#### Trecho de origem
·····

Essa concepção individualista do processo restou superada, mostrando-se insuficiente para atender às exigências dos tempos modernos, de uma sociedade de massa cada vez mais consciente dos seus direitos, embora a grande maioria dos seus membros sinta-se, na prática, impossibilitada de exercitá-los pela dificuldade de acesso aos órgãos componentes do sistema judiciário. Daí o surgimento do fenômeno da litigiosidade contida ou, até mesmo, cada dia com mais freqüência, o uso do meio de solução de conflitos próprio das sociedades primitivas, a violência, fazendo-se justiça pelas próprias mãos.
É, pois, preciso repensar a Justiça. E, no desempenho dessa tarefa, é imperativo que se considerem não apenas, como até aqui tem acontecido, os operadores do sistema judiciário, mas, especialmente, os consumidores da Justiça. Não se pode olvidar que, no regime democrático, a atuação precípua do Estado, mediante os seus órgãos, há de visar sempre à afirmação da cidadania. De nada adianta conferirem-se direitos aos cidadãos, se não lhes são dados meios eficazes para a concretização desses direitos.

·····

#### Dados registrados
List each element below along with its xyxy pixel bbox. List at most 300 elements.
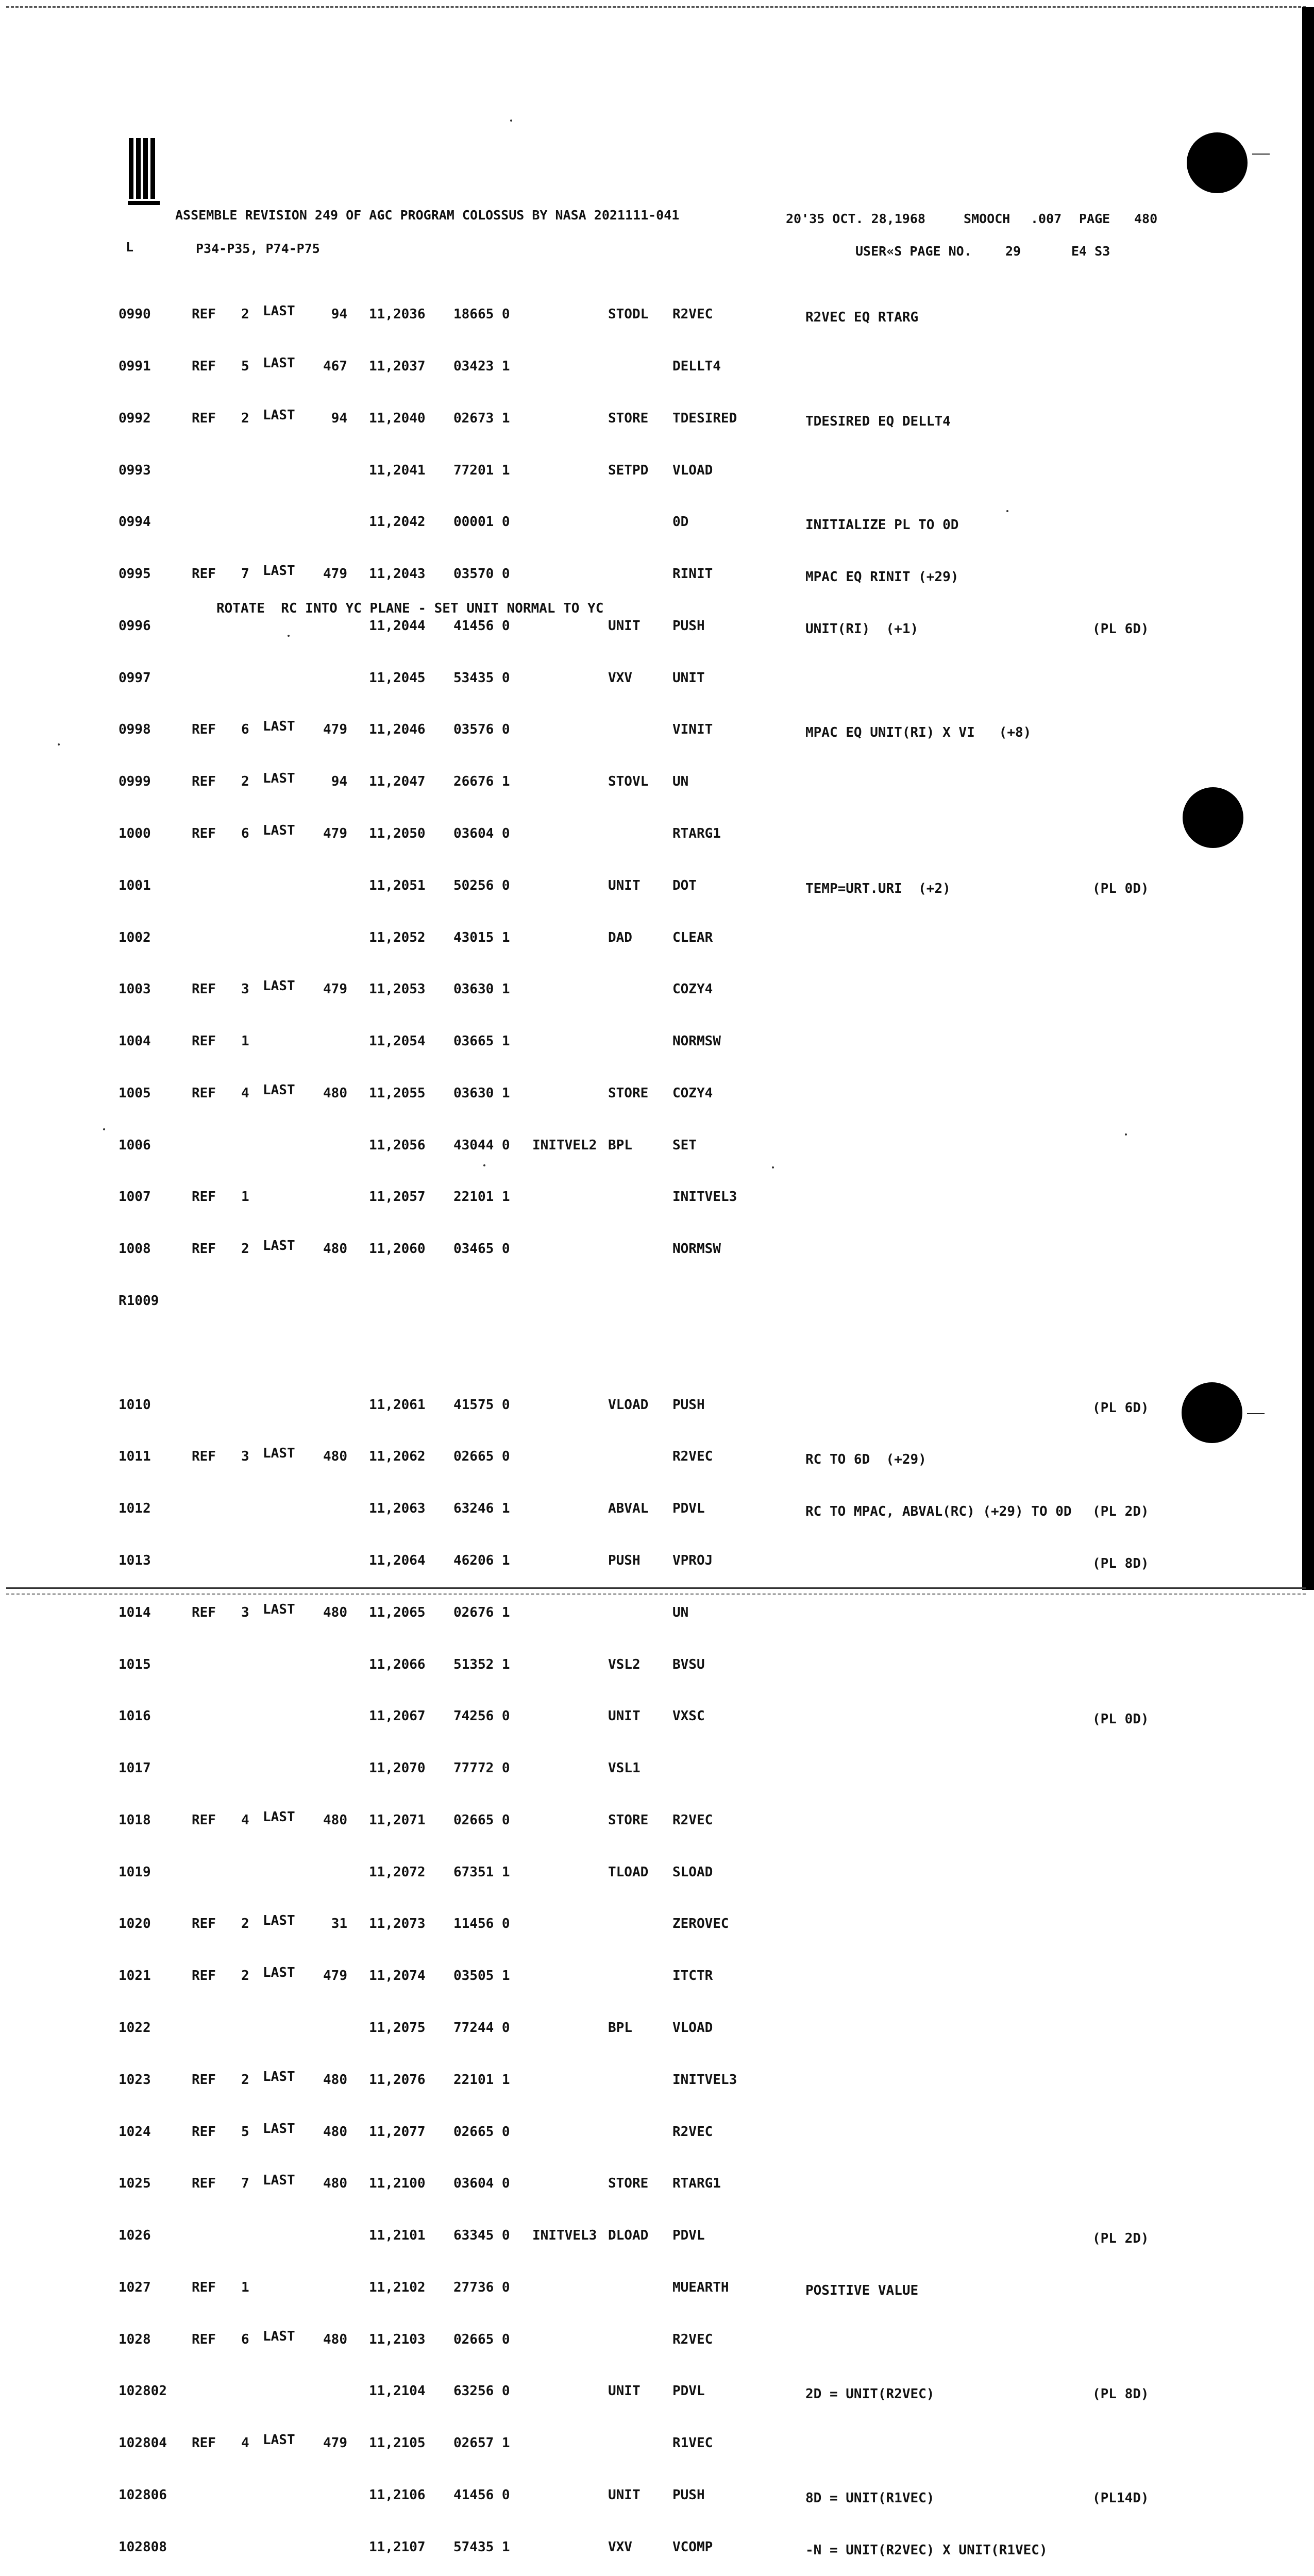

·····

#### Complete o seguinte
a) No trecho sobre o acesso à Justiça, qual meio de solução de conflitos próprio das sociedades primitivas é mencionado?
b) Por favor, repita sem alterações a passagem do trecho sobre o acesso à Justiça que vai de "Essa concepção individualista" até "pelas próprias mãos.", incluindo as duas.

#### Lista de respostas
a) A violência, fazendo-se justiça pelas próprias mãos.

b)
Essa concepção individualista do processo restou superada, mostrando-se insuficiente para atender às exigências dos tempos modernos, de uma sociedade de massa cada vez mais consciente dos seus direitos, embora a grande maioria dos seus membros sinta-se, na prática, impossibilitada de exercitá-los pela dificuldade de acesso aos órgãos componentes do sistema judiciário. Daí o surgimento do fenômeno da litigiosidade contida ou, até mesmo, cada dia com mais freqüência, o uso do meio de solução de conflitos próprio das sociedades primitivas, a violência, fazendo-se justiça pelas próprias mãos.